----- Information shown

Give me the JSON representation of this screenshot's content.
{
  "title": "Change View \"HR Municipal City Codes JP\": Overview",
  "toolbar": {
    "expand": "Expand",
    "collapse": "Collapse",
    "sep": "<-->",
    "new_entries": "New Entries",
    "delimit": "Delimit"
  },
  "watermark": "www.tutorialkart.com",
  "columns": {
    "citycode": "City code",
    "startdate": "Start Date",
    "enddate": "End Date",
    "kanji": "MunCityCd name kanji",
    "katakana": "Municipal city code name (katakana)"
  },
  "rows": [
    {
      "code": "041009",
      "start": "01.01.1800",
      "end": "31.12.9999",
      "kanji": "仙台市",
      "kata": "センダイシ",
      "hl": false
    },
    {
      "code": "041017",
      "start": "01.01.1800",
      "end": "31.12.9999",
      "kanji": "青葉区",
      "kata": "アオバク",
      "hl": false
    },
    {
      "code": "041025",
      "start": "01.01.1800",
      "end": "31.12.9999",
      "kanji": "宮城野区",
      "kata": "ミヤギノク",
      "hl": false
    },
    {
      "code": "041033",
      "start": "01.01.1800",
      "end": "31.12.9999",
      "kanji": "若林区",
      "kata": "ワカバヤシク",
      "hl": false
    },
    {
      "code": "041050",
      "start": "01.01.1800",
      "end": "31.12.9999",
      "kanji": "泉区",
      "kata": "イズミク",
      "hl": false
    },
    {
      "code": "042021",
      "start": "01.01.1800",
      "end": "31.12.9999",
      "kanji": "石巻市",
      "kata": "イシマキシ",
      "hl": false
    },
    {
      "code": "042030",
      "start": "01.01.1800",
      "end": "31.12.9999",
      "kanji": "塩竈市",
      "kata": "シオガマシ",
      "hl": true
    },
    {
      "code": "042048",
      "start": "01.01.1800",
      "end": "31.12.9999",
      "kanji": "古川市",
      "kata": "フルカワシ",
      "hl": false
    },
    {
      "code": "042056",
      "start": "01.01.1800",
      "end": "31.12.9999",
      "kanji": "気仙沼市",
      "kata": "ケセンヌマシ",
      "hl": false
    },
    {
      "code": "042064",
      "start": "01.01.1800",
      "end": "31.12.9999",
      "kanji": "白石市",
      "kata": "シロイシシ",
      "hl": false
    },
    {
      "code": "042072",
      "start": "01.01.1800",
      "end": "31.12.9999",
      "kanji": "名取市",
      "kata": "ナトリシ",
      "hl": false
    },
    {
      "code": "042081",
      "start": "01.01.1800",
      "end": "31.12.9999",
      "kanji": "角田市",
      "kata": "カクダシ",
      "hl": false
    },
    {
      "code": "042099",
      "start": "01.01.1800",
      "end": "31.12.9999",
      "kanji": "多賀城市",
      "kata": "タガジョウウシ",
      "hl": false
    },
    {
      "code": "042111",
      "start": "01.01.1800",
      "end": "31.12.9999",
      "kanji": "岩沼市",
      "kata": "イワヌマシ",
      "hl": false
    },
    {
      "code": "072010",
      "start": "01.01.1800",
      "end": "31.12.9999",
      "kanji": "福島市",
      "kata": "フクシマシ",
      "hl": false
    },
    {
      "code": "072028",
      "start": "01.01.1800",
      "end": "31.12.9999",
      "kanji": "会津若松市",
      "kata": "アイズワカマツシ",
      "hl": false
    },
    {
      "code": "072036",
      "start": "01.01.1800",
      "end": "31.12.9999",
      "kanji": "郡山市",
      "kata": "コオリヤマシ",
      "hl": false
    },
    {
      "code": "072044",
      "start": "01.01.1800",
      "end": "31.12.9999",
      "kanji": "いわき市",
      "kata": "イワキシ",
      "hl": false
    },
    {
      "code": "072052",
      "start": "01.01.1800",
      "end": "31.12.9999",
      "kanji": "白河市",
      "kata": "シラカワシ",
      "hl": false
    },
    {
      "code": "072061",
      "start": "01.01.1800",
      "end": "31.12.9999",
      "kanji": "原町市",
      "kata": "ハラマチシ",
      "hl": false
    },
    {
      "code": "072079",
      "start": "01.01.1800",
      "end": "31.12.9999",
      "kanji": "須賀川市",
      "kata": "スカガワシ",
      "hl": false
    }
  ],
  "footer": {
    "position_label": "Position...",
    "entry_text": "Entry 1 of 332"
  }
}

----------

- _Work to do_
From the records above, copy every line that holds the word "Date".

- _Completed exercise_
    "startdate": "Start Date",
    "enddate": "End Date",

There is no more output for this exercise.